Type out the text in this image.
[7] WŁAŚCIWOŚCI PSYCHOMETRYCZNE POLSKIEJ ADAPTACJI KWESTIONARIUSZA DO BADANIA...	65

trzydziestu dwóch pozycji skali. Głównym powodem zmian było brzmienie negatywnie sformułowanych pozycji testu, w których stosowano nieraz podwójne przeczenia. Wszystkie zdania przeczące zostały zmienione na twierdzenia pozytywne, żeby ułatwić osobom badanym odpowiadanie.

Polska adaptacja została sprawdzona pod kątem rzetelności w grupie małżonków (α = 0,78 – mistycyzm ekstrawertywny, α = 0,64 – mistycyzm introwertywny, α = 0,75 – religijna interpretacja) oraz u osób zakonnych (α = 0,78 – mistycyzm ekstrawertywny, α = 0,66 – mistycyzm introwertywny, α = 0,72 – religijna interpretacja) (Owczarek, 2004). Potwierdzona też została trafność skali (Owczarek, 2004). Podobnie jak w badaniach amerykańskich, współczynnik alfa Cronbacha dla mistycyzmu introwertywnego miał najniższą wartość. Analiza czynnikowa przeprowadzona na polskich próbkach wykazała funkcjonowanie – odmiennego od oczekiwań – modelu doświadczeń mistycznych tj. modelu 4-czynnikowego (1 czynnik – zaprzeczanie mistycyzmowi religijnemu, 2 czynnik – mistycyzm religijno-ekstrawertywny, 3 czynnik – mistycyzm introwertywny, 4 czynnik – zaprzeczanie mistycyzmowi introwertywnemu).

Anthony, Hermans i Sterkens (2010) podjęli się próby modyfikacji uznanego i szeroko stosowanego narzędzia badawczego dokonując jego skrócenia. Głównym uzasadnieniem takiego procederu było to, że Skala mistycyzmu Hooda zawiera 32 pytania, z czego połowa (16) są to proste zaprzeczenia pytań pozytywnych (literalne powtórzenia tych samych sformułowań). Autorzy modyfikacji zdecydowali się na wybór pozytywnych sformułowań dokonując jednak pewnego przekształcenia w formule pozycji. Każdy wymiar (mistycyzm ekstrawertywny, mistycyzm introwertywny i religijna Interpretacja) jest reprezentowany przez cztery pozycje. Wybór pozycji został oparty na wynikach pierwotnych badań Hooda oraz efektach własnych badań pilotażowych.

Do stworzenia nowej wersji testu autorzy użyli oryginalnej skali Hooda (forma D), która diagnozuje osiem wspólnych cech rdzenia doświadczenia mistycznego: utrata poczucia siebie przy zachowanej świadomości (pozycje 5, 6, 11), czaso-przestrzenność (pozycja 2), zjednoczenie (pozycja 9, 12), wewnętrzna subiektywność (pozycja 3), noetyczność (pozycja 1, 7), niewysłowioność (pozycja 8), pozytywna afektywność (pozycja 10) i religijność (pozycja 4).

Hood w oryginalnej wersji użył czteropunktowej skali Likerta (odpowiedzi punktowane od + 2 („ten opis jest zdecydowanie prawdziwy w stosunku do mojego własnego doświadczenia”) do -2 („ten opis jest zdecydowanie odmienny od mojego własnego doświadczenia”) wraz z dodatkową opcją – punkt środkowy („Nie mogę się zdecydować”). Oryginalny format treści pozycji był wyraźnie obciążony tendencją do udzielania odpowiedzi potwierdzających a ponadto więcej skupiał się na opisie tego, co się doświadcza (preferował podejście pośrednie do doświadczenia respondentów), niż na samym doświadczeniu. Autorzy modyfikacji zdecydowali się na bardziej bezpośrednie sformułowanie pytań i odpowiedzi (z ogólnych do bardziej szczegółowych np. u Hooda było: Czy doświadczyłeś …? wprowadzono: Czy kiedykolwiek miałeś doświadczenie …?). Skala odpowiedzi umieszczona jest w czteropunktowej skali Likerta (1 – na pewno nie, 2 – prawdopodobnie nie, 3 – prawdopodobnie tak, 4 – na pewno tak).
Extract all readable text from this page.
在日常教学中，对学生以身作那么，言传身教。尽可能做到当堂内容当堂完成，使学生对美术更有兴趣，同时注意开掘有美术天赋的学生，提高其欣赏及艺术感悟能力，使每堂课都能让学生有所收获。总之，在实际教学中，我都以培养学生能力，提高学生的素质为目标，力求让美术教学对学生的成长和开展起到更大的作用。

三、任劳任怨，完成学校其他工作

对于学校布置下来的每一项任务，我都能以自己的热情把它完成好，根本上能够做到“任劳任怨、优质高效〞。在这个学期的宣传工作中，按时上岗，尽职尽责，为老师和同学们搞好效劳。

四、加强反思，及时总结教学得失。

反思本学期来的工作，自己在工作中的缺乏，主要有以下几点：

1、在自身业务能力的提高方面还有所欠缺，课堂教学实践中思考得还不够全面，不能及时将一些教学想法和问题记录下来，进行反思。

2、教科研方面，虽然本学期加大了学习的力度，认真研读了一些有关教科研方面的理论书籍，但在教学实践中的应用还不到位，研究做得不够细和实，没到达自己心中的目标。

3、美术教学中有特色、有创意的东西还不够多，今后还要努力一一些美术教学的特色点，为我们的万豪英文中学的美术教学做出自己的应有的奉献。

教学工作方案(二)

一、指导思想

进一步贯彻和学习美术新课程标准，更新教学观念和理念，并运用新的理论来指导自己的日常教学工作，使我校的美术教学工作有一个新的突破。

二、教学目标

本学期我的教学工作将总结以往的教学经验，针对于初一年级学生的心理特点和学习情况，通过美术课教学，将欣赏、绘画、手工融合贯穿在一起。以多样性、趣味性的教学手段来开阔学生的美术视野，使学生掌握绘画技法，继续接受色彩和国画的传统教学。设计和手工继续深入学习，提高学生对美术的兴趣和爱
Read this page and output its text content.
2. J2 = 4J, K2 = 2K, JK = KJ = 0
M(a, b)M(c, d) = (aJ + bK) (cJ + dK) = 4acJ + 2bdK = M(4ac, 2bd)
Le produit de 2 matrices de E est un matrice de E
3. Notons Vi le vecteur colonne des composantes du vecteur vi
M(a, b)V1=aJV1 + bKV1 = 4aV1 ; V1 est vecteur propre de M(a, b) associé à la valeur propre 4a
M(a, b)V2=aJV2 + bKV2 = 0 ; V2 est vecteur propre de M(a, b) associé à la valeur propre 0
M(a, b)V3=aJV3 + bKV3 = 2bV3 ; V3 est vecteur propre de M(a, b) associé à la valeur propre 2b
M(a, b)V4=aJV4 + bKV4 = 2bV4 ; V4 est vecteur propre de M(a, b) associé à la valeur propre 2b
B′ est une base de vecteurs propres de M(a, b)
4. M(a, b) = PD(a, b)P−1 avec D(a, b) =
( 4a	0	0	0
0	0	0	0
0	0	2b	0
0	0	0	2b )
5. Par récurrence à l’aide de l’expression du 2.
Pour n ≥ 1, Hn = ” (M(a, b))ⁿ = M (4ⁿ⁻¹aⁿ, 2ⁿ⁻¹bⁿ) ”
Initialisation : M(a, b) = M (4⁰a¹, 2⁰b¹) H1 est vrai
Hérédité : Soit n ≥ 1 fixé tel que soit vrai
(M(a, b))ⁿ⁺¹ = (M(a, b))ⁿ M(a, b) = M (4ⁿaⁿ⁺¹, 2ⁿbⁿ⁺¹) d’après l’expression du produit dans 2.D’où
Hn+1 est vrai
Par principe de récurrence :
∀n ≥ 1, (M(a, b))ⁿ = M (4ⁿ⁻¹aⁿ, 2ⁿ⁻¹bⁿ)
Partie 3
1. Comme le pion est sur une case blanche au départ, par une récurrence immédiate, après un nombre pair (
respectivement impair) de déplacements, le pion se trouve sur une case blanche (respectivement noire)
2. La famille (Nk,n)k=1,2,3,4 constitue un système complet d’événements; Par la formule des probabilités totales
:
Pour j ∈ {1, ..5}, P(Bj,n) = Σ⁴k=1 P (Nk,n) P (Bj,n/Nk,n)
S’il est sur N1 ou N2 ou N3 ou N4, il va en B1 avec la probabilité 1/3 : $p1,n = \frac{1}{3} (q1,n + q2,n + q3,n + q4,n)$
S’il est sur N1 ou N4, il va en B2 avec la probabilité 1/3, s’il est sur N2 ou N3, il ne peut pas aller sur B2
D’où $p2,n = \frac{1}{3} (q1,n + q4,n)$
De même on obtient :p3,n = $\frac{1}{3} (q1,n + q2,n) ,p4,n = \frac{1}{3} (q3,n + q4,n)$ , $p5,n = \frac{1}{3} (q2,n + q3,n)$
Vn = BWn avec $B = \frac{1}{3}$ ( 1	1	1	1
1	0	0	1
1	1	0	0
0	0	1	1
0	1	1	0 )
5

Description of the task: How many lines in these entries hold the string "produit"? Answer with the number alone.

Answer to the problem: 2